BEGIN Records supplied

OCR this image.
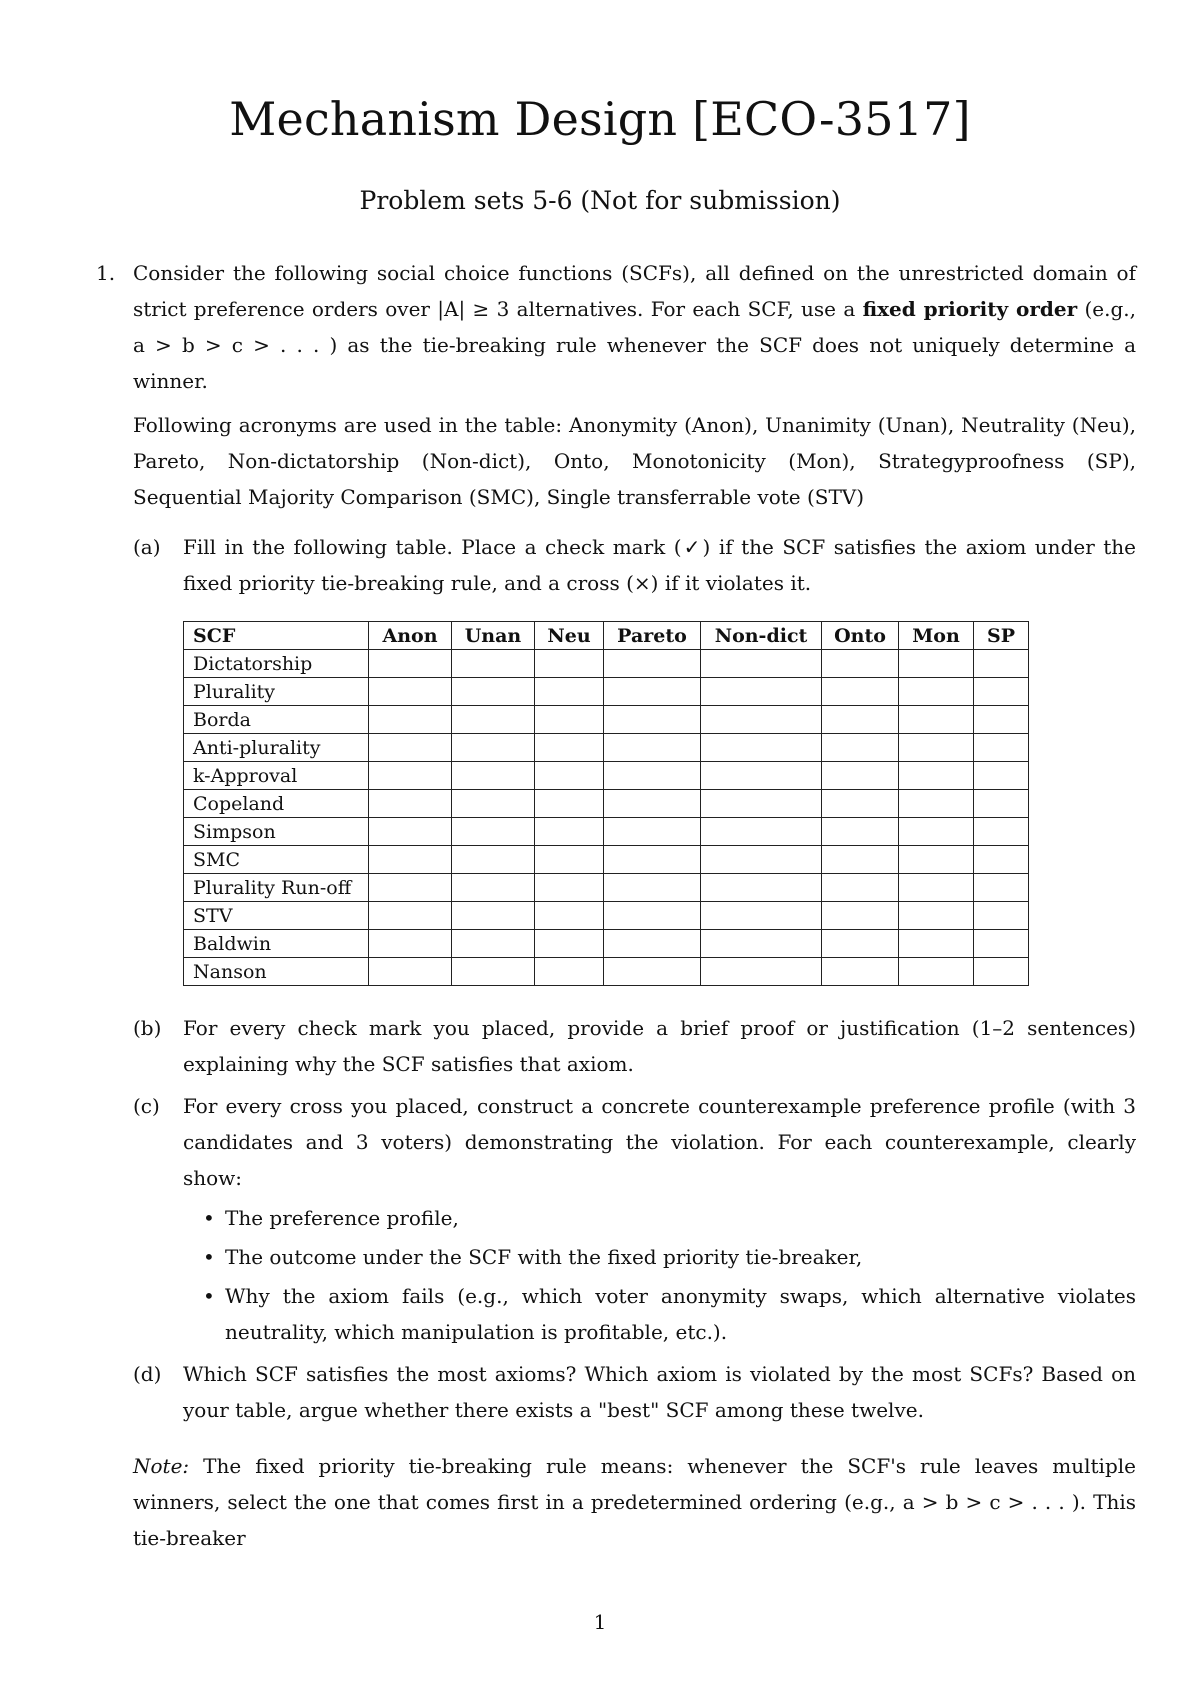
Mechanism Design [ECO-3517]
Problem sets 5-6 (Not for submission)
1. Consider the following social choice functions (SCFs), all defined on the unrestricted domain of strict preference orders over |A| ≥ 3 alternatives. For each SCF, use a fixed priority order (e.g., a > b > c > . . . ) as the tie-breaking rule whenever the SCF does not uniquely determine a winner.

Following acronyms are used in the table: Anonymity (Anon), Unanimity (Unan), Neutrality (Neu), Pareto, Non-dictatorship (Non-dict), Onto, Monotonicity (Mon), Strategyproofness (SP), Sequential Majority Comparison (SMC), Single transferrable vote (STV)

(a) Fill in the following table. Place a check mark (✓) if the SCF satisfies the axiom under the fixed priority tie-breaking rule, and a cross (×) if it violates it.

SCF	Anon	Unan	Neu	Pareto	Non-dict	Onto	Mon	SP
Dictatorship								
Plurality								
Borda								
Anti-plurality								
k-Approval								
Copeland								
Simpson								
SMC								
Plurality Run-off								
STV								
Baldwin								
Nanson								
(b) For every check mark you placed, provide a brief proof or justification (1–2 sentences) explaining why the SCF satisfies that axiom.

(c) For every cross you placed, construct a concrete counterexample preference profile (with 3 candidates and 3 voters) demonstrating the violation. For each counterexample, clearly show:

• The preference profile,
• The outcome under the SCF with the fixed priority tie-breaker,
• Why the axiom fails (e.g., which voter anonymity swaps, which alternative violates neutrality, which manipulation is profitable, etc.).
(d) Which SCF satisfies the most axioms? Which axiom is violated by the most SCFs? Based on your table, argue whether there exists a "best" SCF among these twelve.

Note: The fixed priority tie-breaking rule means: whenever the SCF's rule leaves multiple winners, select the one that comes first in a predetermined ordering (e.g., a > b > c > . . . ). This tie-breaker

1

END Records supplied

▶ **Do this**
Are you able to set down all the lines above exactly, without any pictures?

▶ **Reply**
OCR this image.
Mechanism Design [ECO-3517]
Problem sets 5-6 (Not for submission)
1. Consider the following social choice functions (SCFs), all defined on the unrestricted domain of strict preference orders over |A| ≥ 3 alternatives. For each SCF, use a fixed priority order (e.g., a > b > c > . . . ) as the tie-breaking rule whenever the SCF does not uniquely determine a winner.

Following acronyms are used in the table: Anonymity (Anon), Unanimity (Unan), Neutrality (Neu), Pareto, Non-dictatorship (Non-dict), Onto, Monotonicity (Mon), Strategyproofness (SP), Sequential Majority Comparison (SMC), Single transferrable vote (STV)

(a) Fill in the following table. Place a check mark (✓) if the SCF satisfies the axiom under the fixed priority tie-breaking rule, and a cross (×) if it violates it.

SCF	Anon	Unan	Neu	Pareto	Non-dict	Onto	Mon	SP
Dictatorship								
Plurality								
Borda								
Anti-plurality								
k-Approval								
Copeland								
Simpson								
SMC								
Plurality Run-off								
STV								
Baldwin								
Nanson								
(b) For every check mark you placed, provide a brief proof or justification (1–2 sentences) explaining why the SCF satisfies that axiom.

(c) For every cross you placed, construct a concrete counterexample preference profile (with 3 candidates and 3 voters) demonstrating the violation. For each counterexample, clearly show:

• The preference profile,
• The outcome under the SCF with the fixed priority tie-breaker,
• Why the axiom fails (e.g., which voter anonymity swaps, which alternative violates neutrality, which manipulation is profitable, etc.).
(d) Which SCF satisfies the most axioms? Which axiom is violated by the most SCFs? Based on your table, argue whether there exists a "best" SCF among these twelve.

Note: The fixed priority tie-breaking rule means: whenever the SCF's rule leaves multiple winners, select the one that comes first in a predetermined ordering (e.g., a > b > c > . . . ). This tie-breaker

1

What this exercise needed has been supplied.